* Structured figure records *
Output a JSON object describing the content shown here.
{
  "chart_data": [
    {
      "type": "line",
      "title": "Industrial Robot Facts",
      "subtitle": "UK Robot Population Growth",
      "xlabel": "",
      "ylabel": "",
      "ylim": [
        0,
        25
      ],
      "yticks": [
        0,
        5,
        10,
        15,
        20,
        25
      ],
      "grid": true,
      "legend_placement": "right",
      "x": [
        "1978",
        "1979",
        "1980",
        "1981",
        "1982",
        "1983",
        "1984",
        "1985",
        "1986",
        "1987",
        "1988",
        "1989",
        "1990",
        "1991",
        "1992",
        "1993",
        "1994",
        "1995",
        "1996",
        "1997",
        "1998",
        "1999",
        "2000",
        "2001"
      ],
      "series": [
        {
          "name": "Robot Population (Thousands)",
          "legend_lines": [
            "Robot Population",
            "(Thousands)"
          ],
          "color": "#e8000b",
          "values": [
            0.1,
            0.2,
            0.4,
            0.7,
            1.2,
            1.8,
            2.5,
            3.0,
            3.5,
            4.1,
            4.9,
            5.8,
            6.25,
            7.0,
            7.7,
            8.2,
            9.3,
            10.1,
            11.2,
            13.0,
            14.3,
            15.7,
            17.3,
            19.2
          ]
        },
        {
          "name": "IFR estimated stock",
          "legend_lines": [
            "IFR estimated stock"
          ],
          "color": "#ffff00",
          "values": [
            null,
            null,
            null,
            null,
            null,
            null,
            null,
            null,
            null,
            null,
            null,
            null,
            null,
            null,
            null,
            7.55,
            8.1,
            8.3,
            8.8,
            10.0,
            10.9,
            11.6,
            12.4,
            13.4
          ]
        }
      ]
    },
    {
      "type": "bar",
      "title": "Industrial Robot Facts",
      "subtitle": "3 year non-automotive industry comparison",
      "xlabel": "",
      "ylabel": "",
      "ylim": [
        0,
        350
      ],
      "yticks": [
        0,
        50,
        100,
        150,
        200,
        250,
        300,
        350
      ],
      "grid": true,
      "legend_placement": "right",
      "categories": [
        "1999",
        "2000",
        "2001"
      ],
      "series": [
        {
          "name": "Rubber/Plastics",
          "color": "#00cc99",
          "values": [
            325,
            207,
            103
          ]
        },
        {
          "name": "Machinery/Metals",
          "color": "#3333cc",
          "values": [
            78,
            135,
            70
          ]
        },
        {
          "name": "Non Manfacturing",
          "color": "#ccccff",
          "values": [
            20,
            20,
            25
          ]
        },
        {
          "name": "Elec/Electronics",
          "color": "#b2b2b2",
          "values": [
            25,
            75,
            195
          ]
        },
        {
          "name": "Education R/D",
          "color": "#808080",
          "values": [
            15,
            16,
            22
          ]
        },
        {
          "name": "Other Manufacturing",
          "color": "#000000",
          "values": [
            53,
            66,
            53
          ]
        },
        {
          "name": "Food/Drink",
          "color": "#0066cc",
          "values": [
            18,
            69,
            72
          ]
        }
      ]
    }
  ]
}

* Requirement *
Copy each line of the data exactly, leaving nothing out.

* Response *
Output a JSON object describing the content shown here.
{
  "chart_data": [
    {
      "type": "line",
      "title": "Industrial Robot Facts",
      "subtitle": "UK Robot Population Growth",
      "xlabel": "",
      "ylabel": "",
      "ylim": [
        0,
        25
      ],
      "yticks": [
        0,
        5,
        10,
        15,
        20,
        25
      ],
      "grid": true,
      "legend_placement": "right",
      "x": [
        "1978",
        "1979",
        "1980",
        "1981",
        "1982",
        "1983",
        "1984",
        "1985",
        "1986",
        "1987",
        "1988",
        "1989",
        "1990",
        "1991",
        "1992",
        "1993",
        "1994",
        "1995",
        "1996",
        "1997",
        "1998",
        "1999",
        "2000",
        "2001"
      ],
      "series": [
        {
          "name": "Robot Population (Thousands)",
          "legend_lines": [
            "Robot Population",
            "(Thousands)"
          ],
          "color": "#e8000b",
          "values": [
            0.1,
            0.2,
            0.4,
            0.7,
            1.2,
            1.8,
            2.5,
            3.0,
            3.5,
            4.1,
            4.9,
            5.8,
            6.25,
            7.0,
            7.7,
            8.2,
            9.3,
            10.1,
            11.2,
            13.0,
            14.3,
            15.7,
            17.3,
            19.2
          ]
        },
        {
          "name": "IFR estimated stock",
          "legend_lines": [
            "IFR estimated stock"
          ],
          "color": "#ffff00",
          "values": [
            null,
            null,
            null,
            null,
            null,
            null,
            null,
            null,
            null,
            null,
            null,
            null,
            null,
            null,
            null,
            7.55,
            8.1,
            8.3,
            8.8,
            10.0,
            10.9,
            11.6,
            12.4,
            13.4
          ]
        }
      ]
    },
    {
      "type": "bar",
      "title": "Industrial Robot Facts",
      "subtitle": "3 year non-automotive industry comparison",
      "xlabel": "",
      "ylabel": "",
      "ylim": [
        0,
        350
      ],
      "yticks": [
        0,
        50,
        100,
        150,
        200,
        250,
        300,
        350
      ],
      "grid": true,
      "legend_placement": "right",
      "categories": [
        "1999",
        "2000",
        "2001"
      ],
      "series": [
        {
          "name": "Rubber/Plastics",
          "color": "#00cc99",
          "values": [
            325,
            207,
            103
          ]
        },
        {
          "name": "Machinery/Metals",
          "color": "#3333cc",
          "values": [
            78,
            135,
            70
          ]
        },
        {
          "name": "Non Manfacturing",
          "color": "#ccccff",
          "values": [
            20,
            20,
            25
          ]
        },
        {
          "name": "Elec/Electronics",
          "color": "#b2b2b2",
          "values": [
            25,
            75,
            195
          ]
        },
        {
          "name": "Education R/D",
          "color": "#808080",
          "values": [
            15,
            16,
            22
          ]
        },
        {
          "name": "Other Manufacturing",
          "color": "#000000",
          "values": [
            53,
            66,
            53
          ]
        },
        {
          "name": "Food/Drink",
          "color": "#0066cc",
          "values": [
            18,
            69,
            72
          ]
        }
      ]
    }
  ]
}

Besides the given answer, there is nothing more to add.